ИЗВЛЕЧЁННЫЙ ТЕКСТ —

Я начал знакомиться  с белорусским языком в 5 — м классе. И для меня, и для моих одноклассников это был  язык народа республики, в которой мы жили. Большинство моих приятелей из местных были записаны белорусами. Первый раз их записали «при тамтых советах”  в 1939 году. Смеясь, они рассказывали о  своей  национальной принадлежности: в 1941 — 1944 годах они были записаны украинцами, а с 1944 года вновь стали белoрусами, но белорусский язык они не знали. Никто из них и членов их семей на нём не разговаривал. Белорусский язык был им также не знаком, как и нам, восточникам.

Проблема грамотности в 5-м классе сразу стала очень серьёзной. Она усложнялась белорусской грамматикой, по которой «как слышится, так и пишется», и мы, пятиклассники, горячо обсуждали между собой вопрос, зачем нам нужен этот язык, на котором никто не разговаривает, не читает, не пишет писем, он только усугубляет проблему нашей грамотности, сделали бы его изучение не обязательным, а по желанию: кто хочет, тот пусть учит. Желающих бы нашлось очень мало, если бы они вообще нашлись. Отсюда и возникло наше пренебрежительное отношение к изучению «роднай мовы», снисходительное верхоглядство с вершин великого, могучего русского языка.

Не малую роль в этом нашем нигилизме сыграло то, что ни в 5-м, ни в 6-м классах у нас не было учителя, который бы достойно представил этот ставший для нас контроверсионным предмет. Создавалось впечатление, что нет учителей белорусского языка, и его могут преподавать совершенно случайные люди. За два года учёбы их сменилось несколько. В большинстве это были женщины различного возраста. Я не запомнил ни имён, ни фамилий, ни облика их, кроме одной.

ПОКАЗАННЫЕ ДАННЫЕ —
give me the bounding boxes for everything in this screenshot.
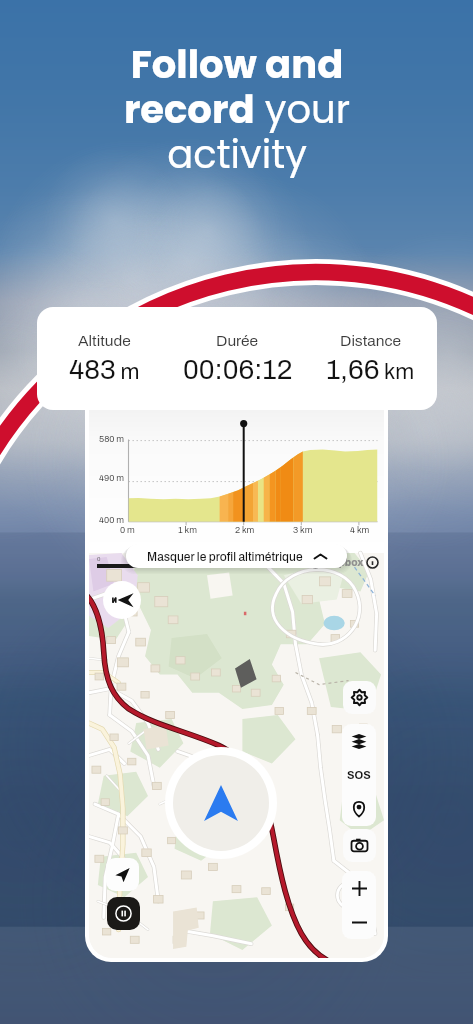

НАБОР ЗАДАНИЙ —
(1) Продублируйте из воспоминаний об изучении белорусского языка фрагмент от слов «Не малую роль» до слов «их, кроме одной.» включительно.
(2) Подхватите воспоминания об изучении белорусского языка и продолжите их сразу после последнего предложения.

ОТВЕТЫ —
(1)
Не малую роль в этом нашем нигилизме сыграло то, что ни в 5-м, ни в 6-м классах у нас не было учителя, который бы достойно представил этот ставший для нас контроверсионным предмет. Создавалось впечатление, что нет учителей белорусского языка, и его могут преподавать совершенно случайные люди. За два года учёбы их сменилось несколько. В большинстве это были женщины различного возраста. Я не запомнил ни имён, ни фамилий, ни облика их, кроме одной.

(2)
Это была крепкая молодица сельского вида, громогласная, с повадками ротного старшины, по слухам попавшая к нам из лесных школ. Излагаемые ею темы сопровождались командными окриками. В течение урока класс украшался стоящими столбами за партами или у доски учеников. Некоторых она буквально вышвыривала из класса. Рука у неё по силе не уступала мужской. Это была потеха, которая не оставляла места для учёбы. Она повторялась на каждом её уроке. Мы ожидали её и были не только статистами, но и актёрами этих одноактных спектаклей.

Но среди нас были и ребята по 16 — 17 лет, совершенно взрослые. С одним из них и возник у учительницы конфликт, когда на её грубость он ответил такой же грубостью. Ученик не только отказался выйти из класса, но даже не встал и, сидя, успешно и язвительно препинался  с учительницей, которая выйдя из себя, попыталась вышвырнуть наглеца за шиворот из класса, как это она проделывала с мелюзгой. Но тут ничего не получилось. Парень оказался крепким. Они сцепились в борцовской схватке, повалились на грязный пол, катались по нему под хохот вскочивших из-за парт учеников, окруживших плотным кольцом участников поединка. Когда во время борьбы у учительницы задралась юбка и обнажила чудовищных размеров лиловые рейтузы, зрители пришли в восторг, бросая на борцов книги, тетради, вопя и улюлюкая. Поединок прервал звонок. Красная, помятая, с растрёпанными волосами на голове учительница, схватив журнал, пулей вылетела  из класса. Больше мы её никогда не видели.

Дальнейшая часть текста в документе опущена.